══ Available records

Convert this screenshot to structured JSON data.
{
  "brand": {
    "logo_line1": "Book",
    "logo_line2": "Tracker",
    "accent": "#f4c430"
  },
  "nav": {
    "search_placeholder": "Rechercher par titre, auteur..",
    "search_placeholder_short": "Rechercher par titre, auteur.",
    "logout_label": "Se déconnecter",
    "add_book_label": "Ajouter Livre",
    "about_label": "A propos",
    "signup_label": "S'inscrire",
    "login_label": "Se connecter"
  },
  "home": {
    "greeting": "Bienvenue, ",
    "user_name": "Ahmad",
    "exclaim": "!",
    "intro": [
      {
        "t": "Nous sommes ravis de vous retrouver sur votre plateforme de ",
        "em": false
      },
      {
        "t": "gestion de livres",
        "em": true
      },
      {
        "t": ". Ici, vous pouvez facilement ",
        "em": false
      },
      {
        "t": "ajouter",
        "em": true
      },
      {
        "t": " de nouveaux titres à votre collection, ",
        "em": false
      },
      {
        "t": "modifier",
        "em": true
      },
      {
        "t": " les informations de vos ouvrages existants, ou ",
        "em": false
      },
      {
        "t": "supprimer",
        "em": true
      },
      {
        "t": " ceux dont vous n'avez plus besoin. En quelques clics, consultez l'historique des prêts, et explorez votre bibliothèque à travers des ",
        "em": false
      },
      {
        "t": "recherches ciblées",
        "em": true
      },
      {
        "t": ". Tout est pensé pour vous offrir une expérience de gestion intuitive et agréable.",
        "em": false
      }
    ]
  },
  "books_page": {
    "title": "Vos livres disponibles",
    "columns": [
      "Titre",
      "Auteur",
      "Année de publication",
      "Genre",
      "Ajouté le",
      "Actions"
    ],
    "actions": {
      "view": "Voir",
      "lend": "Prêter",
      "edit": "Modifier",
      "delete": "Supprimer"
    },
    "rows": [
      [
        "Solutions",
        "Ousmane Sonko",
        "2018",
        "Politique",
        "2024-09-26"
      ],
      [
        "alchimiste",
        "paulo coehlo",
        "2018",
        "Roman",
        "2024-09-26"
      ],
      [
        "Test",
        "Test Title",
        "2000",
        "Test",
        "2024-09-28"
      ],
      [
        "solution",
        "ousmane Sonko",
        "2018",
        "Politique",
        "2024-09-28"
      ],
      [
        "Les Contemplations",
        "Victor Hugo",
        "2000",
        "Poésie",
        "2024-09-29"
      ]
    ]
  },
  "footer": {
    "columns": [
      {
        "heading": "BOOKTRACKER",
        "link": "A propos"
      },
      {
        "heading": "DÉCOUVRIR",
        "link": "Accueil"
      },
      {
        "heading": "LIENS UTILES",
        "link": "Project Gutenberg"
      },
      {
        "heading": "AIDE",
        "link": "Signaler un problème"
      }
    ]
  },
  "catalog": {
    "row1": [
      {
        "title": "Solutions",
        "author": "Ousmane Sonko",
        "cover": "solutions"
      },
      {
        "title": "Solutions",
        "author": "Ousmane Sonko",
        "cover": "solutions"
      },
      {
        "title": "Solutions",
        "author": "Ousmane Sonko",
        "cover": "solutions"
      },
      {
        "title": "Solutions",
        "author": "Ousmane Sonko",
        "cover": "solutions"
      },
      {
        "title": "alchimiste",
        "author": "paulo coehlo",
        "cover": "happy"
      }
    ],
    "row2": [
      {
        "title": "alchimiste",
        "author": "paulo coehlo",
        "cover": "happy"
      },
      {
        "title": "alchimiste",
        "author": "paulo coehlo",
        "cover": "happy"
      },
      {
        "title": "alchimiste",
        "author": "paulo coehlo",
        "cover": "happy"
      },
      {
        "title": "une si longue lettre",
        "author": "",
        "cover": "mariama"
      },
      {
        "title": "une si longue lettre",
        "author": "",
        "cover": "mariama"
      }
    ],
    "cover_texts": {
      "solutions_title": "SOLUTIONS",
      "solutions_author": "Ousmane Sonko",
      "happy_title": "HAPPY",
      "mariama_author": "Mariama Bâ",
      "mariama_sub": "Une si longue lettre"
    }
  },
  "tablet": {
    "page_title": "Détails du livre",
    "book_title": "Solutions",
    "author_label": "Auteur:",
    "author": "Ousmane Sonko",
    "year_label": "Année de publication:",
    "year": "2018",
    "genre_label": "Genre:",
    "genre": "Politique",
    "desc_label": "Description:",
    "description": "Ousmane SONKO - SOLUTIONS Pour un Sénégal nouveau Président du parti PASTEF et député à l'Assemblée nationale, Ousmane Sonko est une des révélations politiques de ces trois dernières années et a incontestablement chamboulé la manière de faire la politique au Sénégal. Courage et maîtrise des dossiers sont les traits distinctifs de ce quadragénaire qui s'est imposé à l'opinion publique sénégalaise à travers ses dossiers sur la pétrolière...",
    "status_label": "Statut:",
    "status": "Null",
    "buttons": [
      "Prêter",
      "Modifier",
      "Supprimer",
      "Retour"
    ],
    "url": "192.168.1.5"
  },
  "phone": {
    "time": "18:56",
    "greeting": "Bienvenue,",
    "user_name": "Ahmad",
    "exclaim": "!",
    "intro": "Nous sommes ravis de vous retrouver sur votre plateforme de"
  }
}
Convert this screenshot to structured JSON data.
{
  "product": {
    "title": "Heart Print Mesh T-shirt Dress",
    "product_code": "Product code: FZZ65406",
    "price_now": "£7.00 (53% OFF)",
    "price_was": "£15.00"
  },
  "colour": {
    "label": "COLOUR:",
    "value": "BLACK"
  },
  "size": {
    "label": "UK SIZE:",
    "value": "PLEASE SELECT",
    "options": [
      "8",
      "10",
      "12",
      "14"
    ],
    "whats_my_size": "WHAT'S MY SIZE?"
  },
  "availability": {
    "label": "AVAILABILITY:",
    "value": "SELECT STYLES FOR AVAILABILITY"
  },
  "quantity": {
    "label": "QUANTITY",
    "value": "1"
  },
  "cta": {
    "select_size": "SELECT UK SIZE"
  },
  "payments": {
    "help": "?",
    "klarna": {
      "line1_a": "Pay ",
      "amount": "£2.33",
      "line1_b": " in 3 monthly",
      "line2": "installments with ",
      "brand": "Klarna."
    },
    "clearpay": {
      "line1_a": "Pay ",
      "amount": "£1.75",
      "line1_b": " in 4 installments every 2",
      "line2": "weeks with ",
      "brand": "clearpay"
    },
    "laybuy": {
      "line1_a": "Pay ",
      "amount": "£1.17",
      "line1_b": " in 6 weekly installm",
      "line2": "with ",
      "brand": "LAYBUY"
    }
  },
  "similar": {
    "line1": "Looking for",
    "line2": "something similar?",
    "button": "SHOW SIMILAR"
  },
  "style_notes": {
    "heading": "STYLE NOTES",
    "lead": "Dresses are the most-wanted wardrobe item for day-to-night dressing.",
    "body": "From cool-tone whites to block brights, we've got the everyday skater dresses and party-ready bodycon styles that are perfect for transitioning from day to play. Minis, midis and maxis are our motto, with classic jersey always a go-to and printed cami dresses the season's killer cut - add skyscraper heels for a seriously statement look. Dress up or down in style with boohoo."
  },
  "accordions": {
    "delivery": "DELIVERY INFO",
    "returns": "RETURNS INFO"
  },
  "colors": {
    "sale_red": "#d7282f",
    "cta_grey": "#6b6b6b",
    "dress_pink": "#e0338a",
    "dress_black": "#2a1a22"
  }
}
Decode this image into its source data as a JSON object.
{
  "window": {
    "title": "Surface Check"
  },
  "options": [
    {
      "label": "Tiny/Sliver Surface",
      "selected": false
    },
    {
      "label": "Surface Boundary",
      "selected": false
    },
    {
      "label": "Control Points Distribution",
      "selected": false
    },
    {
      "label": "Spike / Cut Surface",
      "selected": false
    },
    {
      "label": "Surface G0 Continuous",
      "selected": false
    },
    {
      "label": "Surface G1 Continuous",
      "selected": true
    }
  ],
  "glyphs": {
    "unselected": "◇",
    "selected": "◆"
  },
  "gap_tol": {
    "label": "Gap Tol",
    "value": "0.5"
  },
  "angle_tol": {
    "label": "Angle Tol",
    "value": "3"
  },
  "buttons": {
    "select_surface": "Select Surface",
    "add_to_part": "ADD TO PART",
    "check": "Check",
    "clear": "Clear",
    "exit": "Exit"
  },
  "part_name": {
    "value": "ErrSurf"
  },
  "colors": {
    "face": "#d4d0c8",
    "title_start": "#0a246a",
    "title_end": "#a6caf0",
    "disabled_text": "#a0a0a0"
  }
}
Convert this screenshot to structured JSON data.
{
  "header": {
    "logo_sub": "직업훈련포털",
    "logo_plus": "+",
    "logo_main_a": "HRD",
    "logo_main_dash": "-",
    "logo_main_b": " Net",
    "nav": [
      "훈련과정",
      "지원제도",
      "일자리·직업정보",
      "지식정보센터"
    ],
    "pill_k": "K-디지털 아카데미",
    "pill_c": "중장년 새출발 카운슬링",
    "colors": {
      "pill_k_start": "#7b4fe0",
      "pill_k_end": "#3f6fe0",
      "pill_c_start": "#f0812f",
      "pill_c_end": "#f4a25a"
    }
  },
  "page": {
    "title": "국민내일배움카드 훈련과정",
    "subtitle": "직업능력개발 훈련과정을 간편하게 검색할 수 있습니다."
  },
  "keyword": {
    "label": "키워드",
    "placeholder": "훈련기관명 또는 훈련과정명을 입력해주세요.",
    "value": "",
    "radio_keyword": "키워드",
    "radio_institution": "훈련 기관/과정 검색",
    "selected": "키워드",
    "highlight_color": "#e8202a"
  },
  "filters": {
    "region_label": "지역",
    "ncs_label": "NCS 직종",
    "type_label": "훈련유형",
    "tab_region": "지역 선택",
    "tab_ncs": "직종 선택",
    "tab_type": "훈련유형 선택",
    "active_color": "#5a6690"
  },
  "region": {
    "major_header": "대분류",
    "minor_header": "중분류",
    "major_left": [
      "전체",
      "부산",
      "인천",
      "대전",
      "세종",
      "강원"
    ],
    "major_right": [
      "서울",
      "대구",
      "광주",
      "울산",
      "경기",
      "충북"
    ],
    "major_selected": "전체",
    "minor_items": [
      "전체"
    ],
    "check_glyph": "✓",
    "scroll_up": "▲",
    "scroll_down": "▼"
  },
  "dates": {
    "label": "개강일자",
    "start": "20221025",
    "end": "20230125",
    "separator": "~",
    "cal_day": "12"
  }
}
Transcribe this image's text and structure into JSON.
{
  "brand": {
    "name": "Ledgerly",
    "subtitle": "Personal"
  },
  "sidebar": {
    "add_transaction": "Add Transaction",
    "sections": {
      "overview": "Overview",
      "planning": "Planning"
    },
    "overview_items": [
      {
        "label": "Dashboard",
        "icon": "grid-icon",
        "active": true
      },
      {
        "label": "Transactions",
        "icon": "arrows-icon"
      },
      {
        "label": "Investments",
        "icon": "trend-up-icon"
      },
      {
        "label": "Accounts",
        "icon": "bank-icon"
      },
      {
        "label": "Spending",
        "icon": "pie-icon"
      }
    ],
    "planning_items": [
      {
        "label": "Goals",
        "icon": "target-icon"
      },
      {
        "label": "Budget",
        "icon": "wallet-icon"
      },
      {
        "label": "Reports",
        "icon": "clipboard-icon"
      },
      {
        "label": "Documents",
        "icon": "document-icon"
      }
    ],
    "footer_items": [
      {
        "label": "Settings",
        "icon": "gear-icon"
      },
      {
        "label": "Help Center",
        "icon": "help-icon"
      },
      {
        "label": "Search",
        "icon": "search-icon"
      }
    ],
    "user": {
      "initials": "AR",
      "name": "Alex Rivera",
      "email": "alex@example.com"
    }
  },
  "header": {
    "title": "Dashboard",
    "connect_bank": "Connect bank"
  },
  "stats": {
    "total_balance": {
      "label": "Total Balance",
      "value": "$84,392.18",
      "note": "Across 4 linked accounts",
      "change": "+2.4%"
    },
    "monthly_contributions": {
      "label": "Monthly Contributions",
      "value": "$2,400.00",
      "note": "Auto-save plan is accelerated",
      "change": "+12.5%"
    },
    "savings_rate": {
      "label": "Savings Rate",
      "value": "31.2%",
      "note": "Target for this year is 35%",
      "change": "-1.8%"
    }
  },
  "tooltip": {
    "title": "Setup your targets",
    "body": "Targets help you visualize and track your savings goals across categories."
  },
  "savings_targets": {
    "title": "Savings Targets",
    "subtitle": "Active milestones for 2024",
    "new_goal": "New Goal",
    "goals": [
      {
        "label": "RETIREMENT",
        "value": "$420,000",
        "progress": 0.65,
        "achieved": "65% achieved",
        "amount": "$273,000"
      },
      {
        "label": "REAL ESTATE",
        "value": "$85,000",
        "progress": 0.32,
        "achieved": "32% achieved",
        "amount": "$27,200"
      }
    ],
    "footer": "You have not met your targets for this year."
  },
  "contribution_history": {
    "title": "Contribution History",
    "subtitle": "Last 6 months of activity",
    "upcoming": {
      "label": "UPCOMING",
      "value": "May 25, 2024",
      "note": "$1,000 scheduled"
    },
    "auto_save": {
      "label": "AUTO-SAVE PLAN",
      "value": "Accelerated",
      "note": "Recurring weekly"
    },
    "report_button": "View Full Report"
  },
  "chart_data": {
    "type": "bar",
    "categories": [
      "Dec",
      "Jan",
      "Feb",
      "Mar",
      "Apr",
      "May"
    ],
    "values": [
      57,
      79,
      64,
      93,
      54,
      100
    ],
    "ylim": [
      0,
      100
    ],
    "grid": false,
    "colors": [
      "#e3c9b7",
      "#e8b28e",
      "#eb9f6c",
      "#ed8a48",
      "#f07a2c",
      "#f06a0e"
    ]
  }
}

════

• Stated task:
Point out every line holding the string "travers" and copy it.

• Exercise solution:
        "t": " ceux dont vous n'avez plus besoin. En quelques clics, consultez l'historique des prêts, et explorez votre bibliothèque à travers des ",
    "description": "Ousmane SONKO - SOLUTIONS Pour un Sénégal nouveau Président du parti PASTEF et député à l'Assemblée nationale, Ousmane Sonko est une des révélations politiques de ces trois dernières années et a incontestablement chamboulé la manière de faire la politique au Sénégal. Courage et maîtrise des dossiers sont les traits distinctifs de ce quadragénaire qui s'est imposé à l'opinion publique sénégalaise à travers ses dossiers sur la pétrolière...",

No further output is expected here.